How many lines in the entries below contain "page"? Answer with the number only.

== The input

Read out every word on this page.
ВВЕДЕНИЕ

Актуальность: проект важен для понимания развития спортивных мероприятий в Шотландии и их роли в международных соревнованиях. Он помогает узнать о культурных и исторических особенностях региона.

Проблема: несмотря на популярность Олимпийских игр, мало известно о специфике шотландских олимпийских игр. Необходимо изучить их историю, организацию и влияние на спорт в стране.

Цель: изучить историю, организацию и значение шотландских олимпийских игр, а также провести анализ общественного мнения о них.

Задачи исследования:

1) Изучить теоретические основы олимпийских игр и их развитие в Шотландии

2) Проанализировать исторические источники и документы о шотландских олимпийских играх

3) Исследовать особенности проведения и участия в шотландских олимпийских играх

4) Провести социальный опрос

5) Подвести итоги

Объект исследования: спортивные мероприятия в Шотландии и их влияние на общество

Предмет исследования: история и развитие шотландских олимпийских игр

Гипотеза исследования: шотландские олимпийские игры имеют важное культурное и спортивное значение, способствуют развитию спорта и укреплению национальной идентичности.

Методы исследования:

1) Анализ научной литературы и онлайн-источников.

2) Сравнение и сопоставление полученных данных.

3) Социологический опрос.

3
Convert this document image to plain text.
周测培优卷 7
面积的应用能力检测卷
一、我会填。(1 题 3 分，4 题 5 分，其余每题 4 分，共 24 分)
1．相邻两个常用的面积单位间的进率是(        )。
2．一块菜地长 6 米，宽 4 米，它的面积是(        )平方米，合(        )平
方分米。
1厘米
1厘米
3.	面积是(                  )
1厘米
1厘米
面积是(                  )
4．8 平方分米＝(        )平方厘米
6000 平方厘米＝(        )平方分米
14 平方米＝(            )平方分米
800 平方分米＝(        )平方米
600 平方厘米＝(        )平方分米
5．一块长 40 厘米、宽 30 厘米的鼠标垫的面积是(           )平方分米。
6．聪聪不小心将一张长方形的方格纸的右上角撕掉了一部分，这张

====
== The input

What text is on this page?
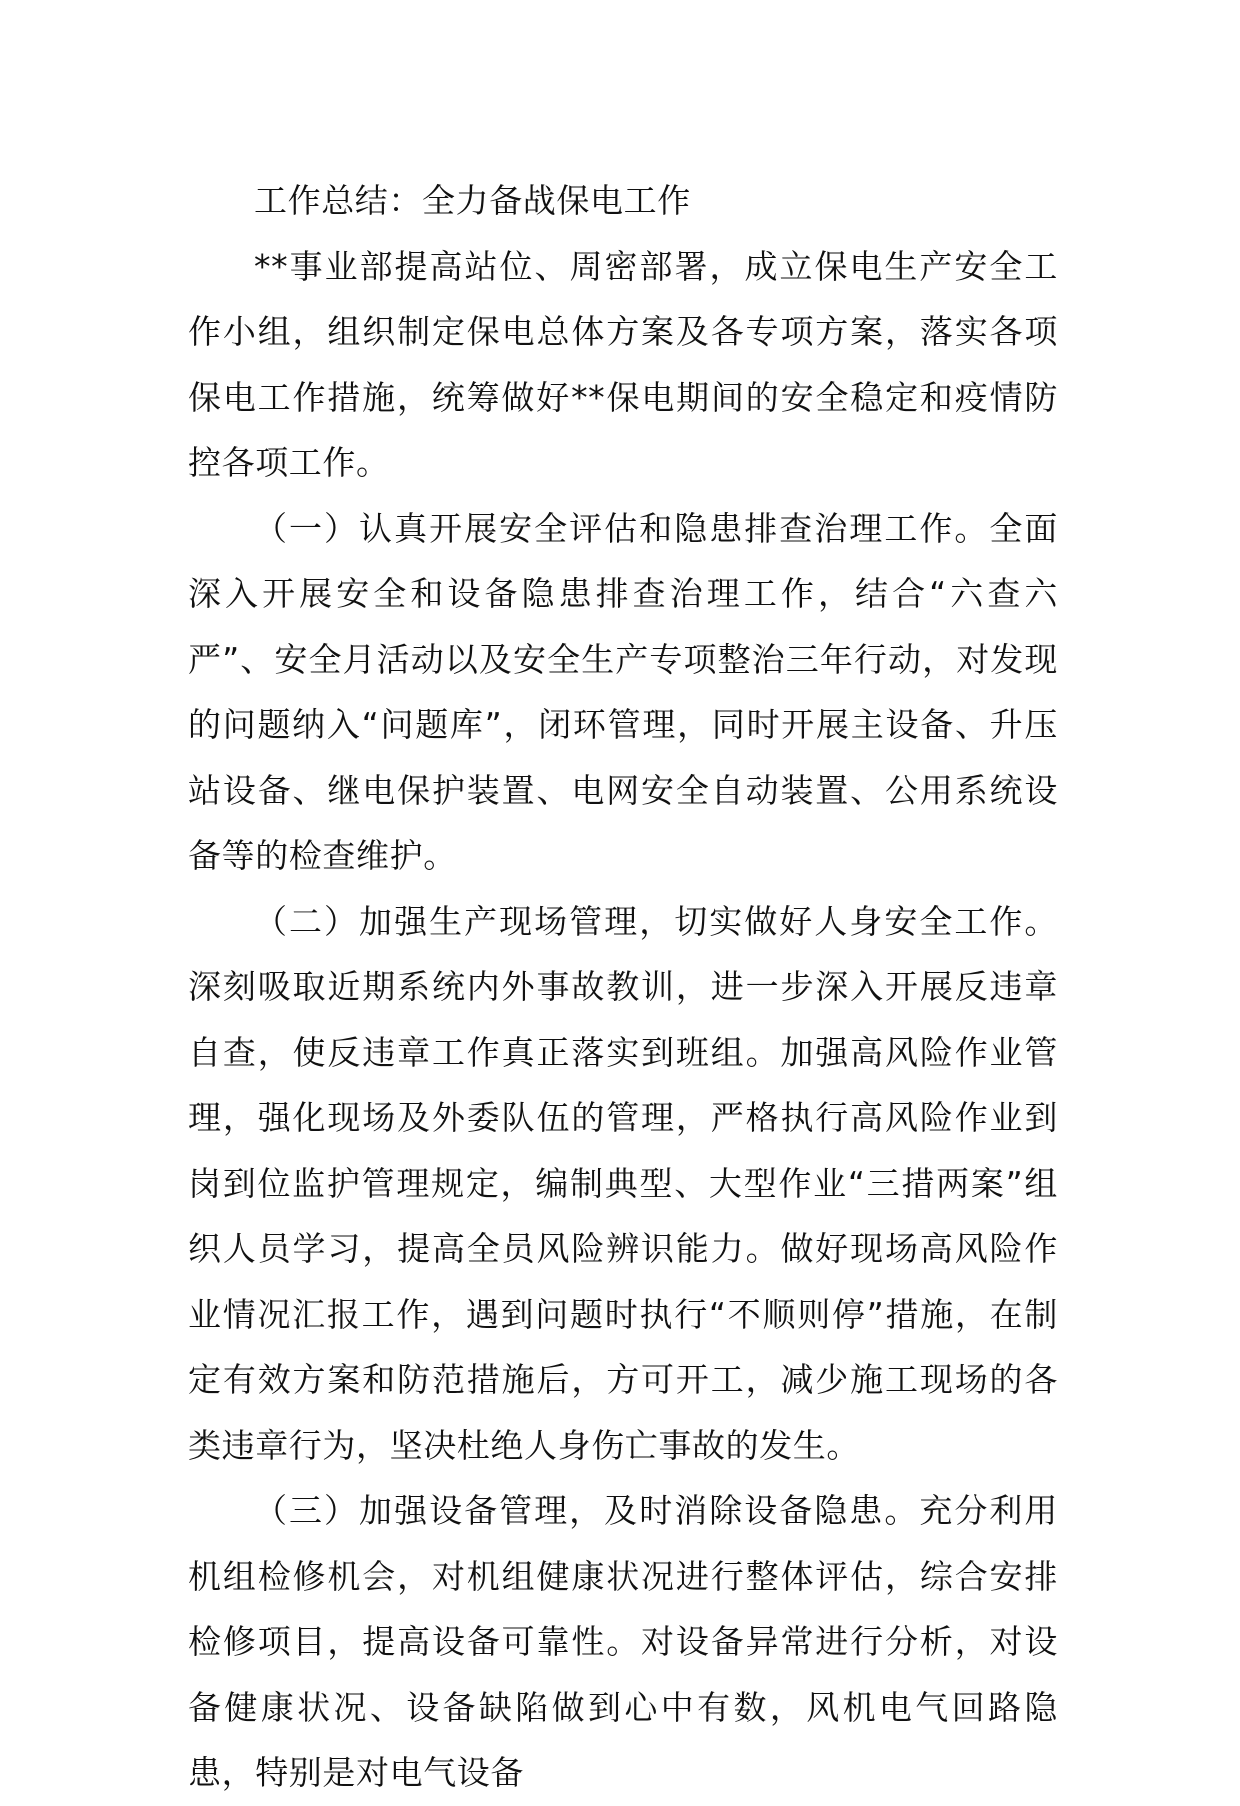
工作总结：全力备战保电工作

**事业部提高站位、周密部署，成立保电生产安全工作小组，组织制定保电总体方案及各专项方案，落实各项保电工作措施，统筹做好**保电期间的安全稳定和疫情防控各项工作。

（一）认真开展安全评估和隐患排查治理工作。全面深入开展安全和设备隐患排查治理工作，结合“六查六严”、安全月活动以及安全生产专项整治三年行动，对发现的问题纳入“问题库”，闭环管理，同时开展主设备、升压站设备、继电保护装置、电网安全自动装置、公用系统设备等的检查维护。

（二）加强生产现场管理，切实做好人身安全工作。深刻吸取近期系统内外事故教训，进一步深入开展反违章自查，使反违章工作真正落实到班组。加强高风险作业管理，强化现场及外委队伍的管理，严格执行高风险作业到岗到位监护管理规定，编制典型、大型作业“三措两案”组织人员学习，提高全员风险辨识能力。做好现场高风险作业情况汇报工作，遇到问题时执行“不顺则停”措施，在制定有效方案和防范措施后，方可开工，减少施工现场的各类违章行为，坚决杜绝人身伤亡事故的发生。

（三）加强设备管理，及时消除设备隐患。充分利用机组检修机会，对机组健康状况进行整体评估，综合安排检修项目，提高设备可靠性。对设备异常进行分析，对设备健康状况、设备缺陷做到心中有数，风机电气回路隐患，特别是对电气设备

====

## Answer for this exercise
2